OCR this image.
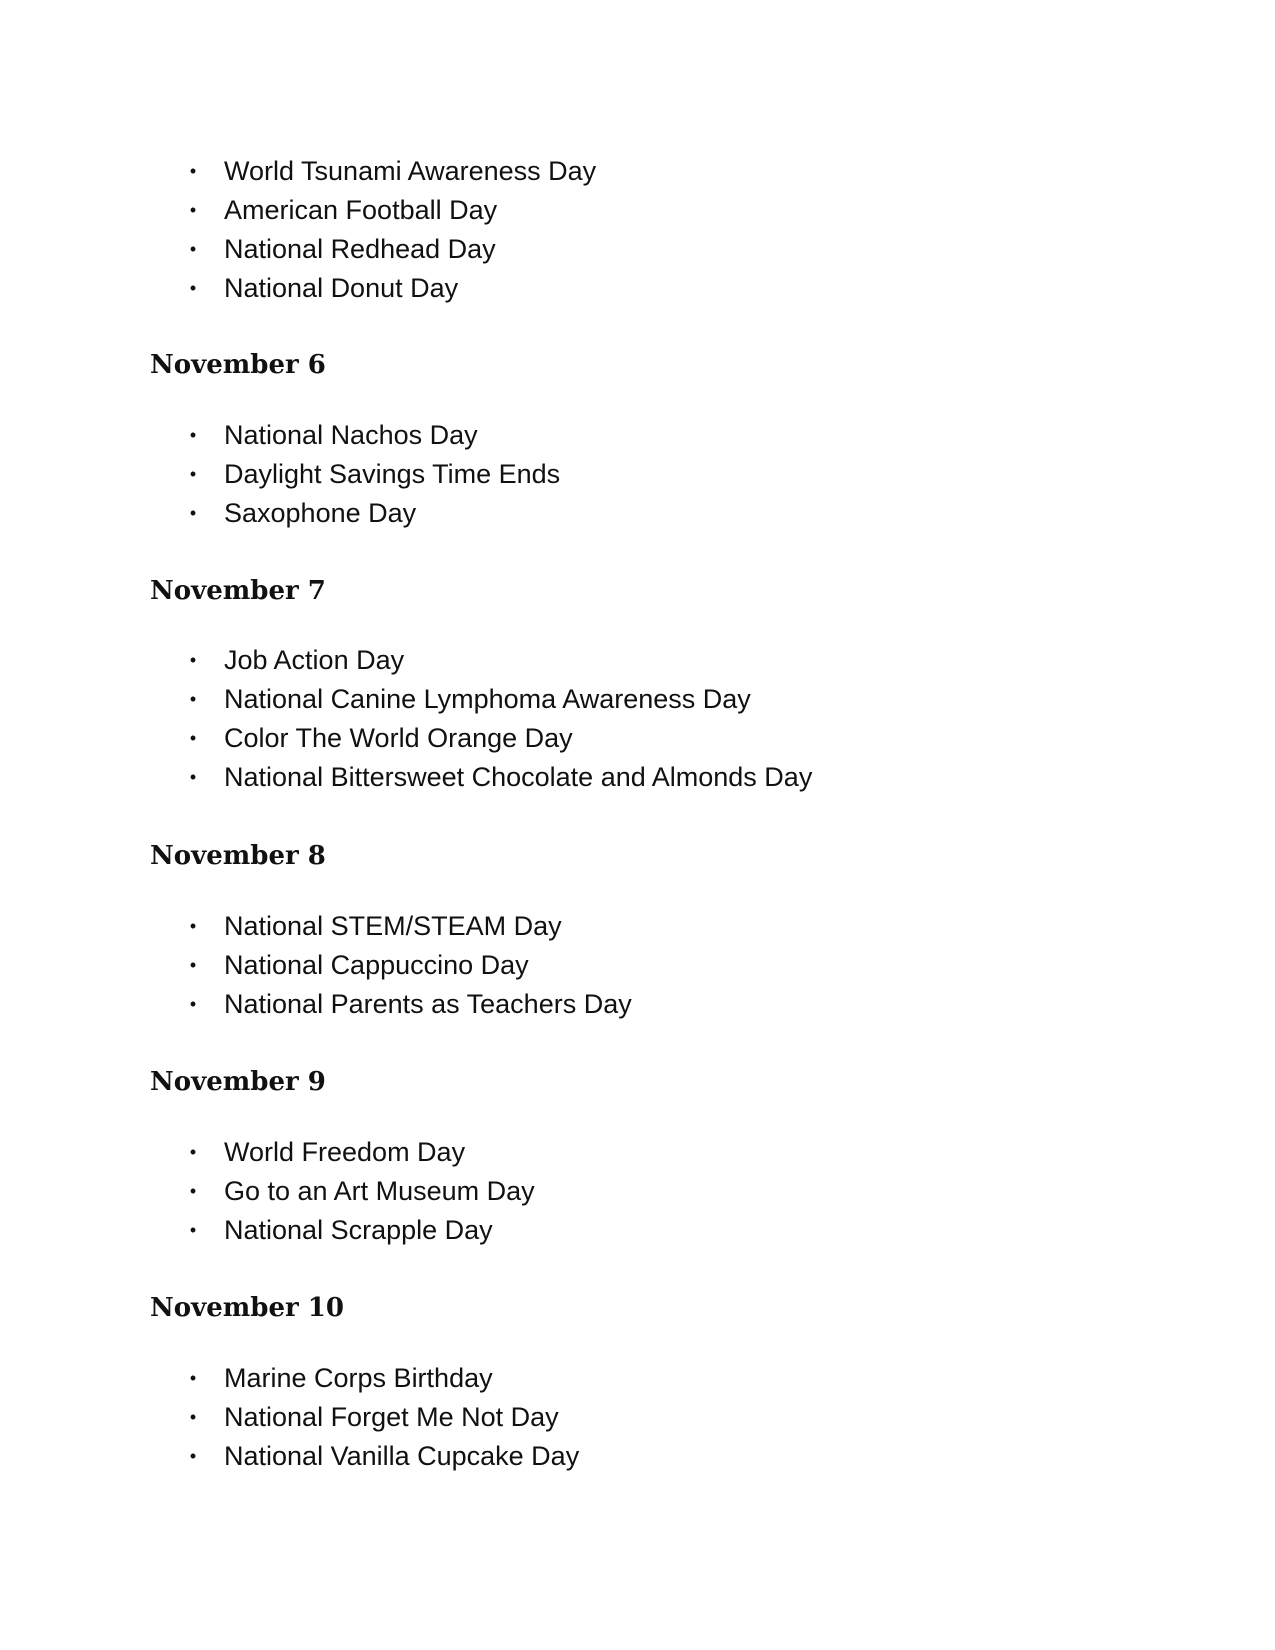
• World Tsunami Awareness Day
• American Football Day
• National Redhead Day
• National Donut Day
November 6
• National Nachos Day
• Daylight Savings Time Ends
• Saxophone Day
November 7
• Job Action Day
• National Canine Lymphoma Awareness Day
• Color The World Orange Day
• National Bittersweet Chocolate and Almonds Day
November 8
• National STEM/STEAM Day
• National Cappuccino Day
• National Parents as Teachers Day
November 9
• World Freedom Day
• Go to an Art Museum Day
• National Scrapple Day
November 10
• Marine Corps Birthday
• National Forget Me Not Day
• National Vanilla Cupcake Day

==

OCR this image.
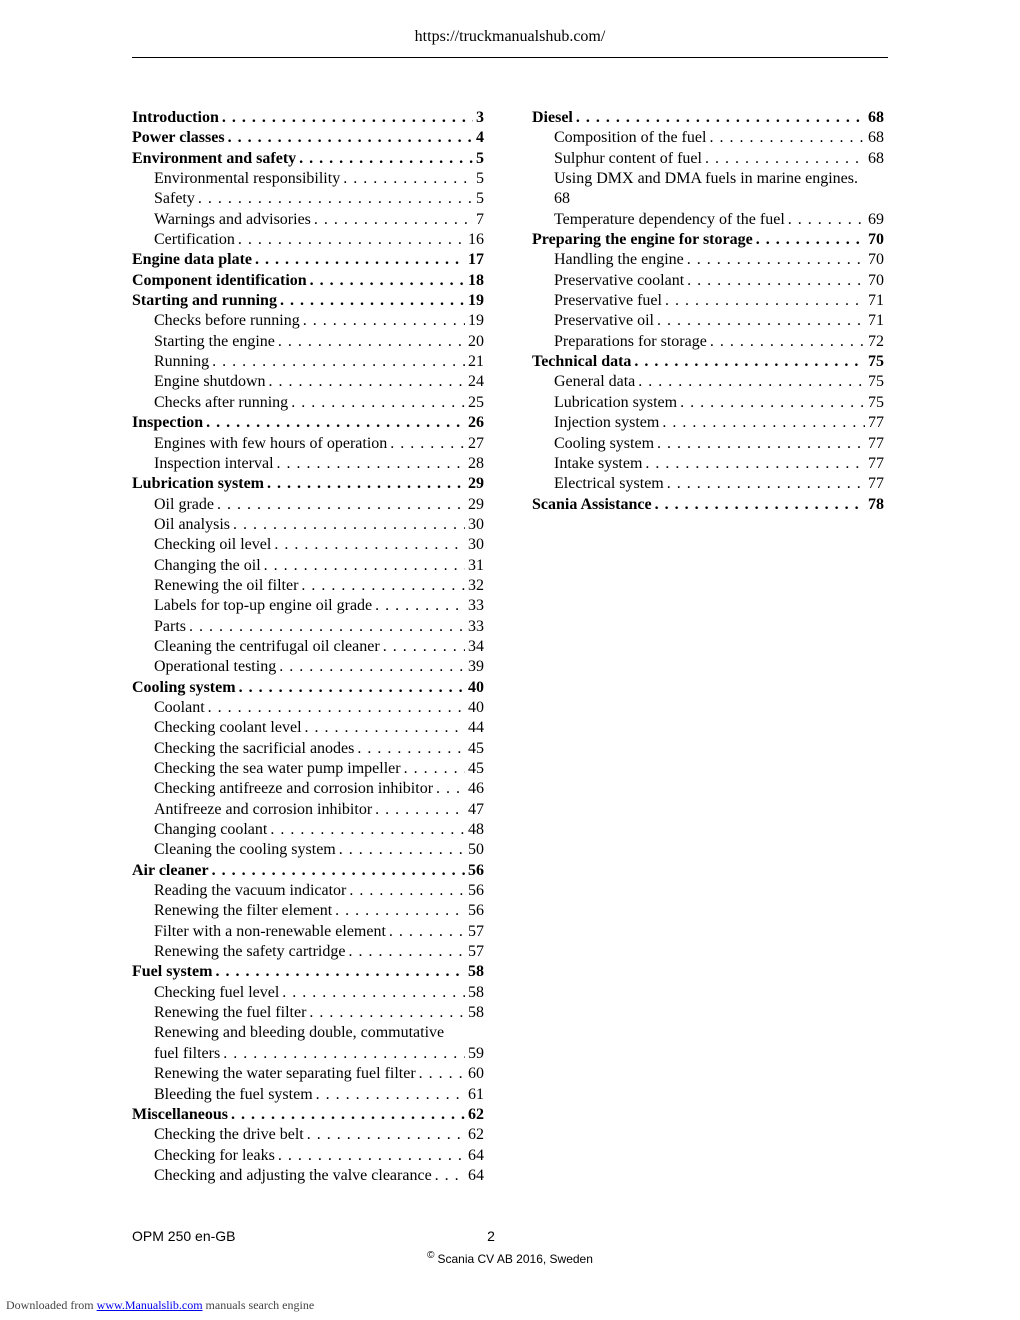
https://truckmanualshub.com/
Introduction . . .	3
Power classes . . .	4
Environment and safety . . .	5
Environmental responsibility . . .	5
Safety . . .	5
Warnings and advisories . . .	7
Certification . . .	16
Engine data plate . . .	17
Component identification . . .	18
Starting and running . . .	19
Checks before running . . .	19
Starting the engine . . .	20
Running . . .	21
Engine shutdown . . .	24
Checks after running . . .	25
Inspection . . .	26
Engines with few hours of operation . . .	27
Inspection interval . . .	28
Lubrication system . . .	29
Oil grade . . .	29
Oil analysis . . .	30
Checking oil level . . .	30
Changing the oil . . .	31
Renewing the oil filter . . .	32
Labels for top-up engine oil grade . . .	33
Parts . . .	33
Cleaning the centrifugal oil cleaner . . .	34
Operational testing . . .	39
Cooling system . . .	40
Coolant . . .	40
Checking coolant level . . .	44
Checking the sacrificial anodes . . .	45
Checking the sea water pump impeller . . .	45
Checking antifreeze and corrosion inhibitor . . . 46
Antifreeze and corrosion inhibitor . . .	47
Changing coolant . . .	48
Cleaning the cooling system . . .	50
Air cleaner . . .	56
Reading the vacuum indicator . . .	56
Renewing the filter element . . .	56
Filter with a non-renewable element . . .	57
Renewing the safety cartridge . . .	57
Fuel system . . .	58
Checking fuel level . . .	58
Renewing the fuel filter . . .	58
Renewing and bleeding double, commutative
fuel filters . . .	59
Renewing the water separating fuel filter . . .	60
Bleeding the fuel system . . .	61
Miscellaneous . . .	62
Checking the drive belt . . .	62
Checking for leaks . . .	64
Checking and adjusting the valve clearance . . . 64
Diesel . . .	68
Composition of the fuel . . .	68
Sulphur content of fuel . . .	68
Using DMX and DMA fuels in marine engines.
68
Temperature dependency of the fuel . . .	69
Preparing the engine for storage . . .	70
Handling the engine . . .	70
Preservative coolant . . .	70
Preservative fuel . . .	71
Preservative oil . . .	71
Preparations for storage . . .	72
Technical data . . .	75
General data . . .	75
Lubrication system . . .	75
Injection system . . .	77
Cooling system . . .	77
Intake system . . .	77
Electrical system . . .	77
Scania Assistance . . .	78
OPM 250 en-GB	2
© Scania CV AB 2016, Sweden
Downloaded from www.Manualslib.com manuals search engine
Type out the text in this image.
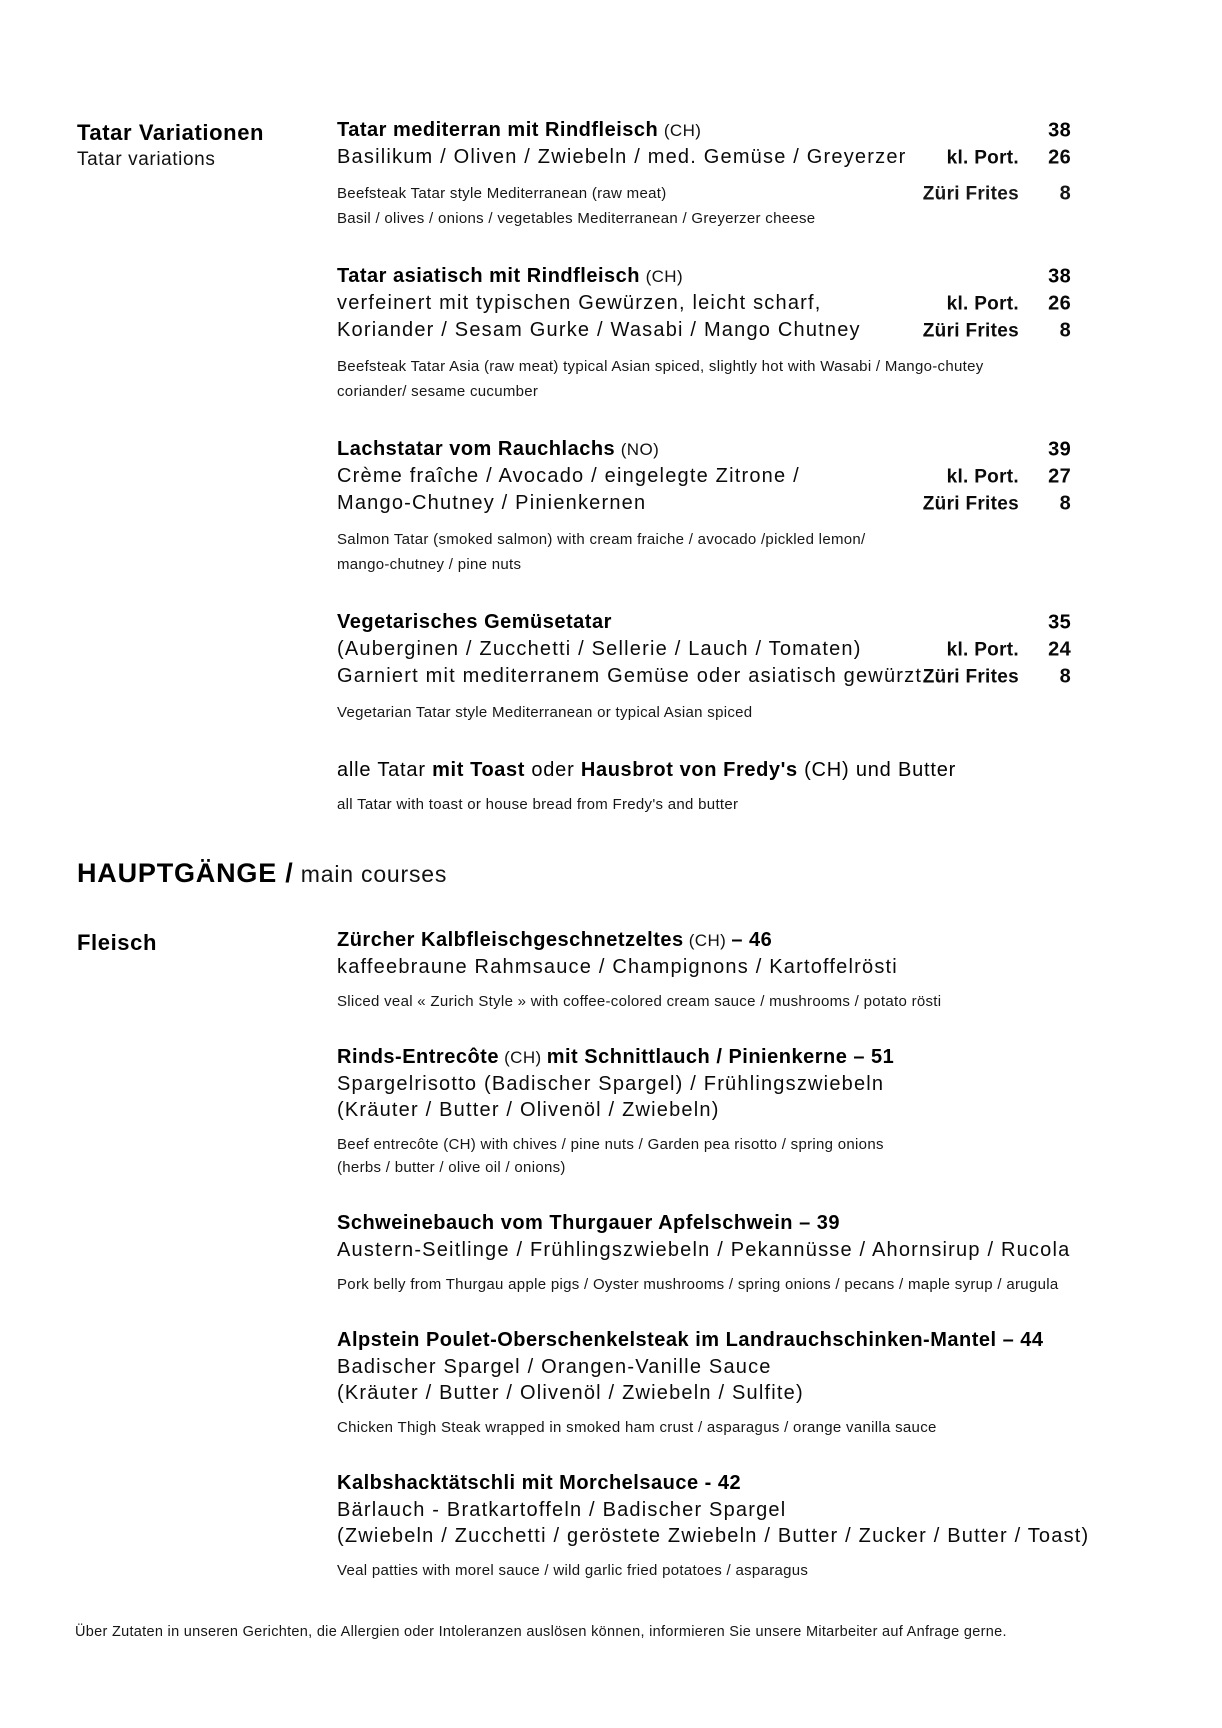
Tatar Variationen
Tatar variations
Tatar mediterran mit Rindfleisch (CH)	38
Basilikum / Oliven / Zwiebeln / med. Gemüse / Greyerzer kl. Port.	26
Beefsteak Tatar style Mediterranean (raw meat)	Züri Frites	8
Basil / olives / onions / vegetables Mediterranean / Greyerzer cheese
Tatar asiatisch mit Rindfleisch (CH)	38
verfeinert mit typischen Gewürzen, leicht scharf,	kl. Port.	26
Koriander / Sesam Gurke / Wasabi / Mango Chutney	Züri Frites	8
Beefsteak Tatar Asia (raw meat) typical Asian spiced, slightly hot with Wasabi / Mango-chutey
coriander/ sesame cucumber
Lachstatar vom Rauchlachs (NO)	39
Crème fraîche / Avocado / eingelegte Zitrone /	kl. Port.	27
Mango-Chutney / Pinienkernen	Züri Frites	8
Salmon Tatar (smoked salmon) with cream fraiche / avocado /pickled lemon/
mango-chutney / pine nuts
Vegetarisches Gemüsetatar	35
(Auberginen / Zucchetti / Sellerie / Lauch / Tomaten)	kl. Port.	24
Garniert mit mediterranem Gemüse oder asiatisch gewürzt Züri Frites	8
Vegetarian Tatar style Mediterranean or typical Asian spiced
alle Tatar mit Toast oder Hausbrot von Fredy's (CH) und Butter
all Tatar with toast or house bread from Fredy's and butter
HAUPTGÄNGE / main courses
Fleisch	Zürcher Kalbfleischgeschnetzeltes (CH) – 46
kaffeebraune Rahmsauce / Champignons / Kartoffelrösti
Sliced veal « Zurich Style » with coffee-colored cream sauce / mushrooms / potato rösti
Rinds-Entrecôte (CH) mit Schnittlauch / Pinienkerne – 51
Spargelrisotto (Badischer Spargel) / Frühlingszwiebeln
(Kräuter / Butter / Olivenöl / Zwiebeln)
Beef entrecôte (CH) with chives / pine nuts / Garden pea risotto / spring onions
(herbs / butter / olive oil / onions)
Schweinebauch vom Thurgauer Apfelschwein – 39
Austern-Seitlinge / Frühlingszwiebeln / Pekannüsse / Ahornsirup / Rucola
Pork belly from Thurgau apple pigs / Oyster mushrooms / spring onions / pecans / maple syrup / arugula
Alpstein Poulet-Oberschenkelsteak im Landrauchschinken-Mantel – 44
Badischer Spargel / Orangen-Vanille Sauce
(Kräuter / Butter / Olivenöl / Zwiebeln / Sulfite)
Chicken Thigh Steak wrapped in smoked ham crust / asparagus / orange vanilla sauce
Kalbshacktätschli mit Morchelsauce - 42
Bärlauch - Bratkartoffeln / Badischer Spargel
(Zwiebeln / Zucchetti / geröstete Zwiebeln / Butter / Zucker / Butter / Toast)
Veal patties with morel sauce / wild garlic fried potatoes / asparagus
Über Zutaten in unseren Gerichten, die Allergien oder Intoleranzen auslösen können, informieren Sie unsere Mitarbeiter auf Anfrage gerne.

- [Challenge]:
Show the lines where the word "Lubrication" appears in the entries.

- [Correct output]:
Lubrication system . . .	29
Lubrication system . . .	75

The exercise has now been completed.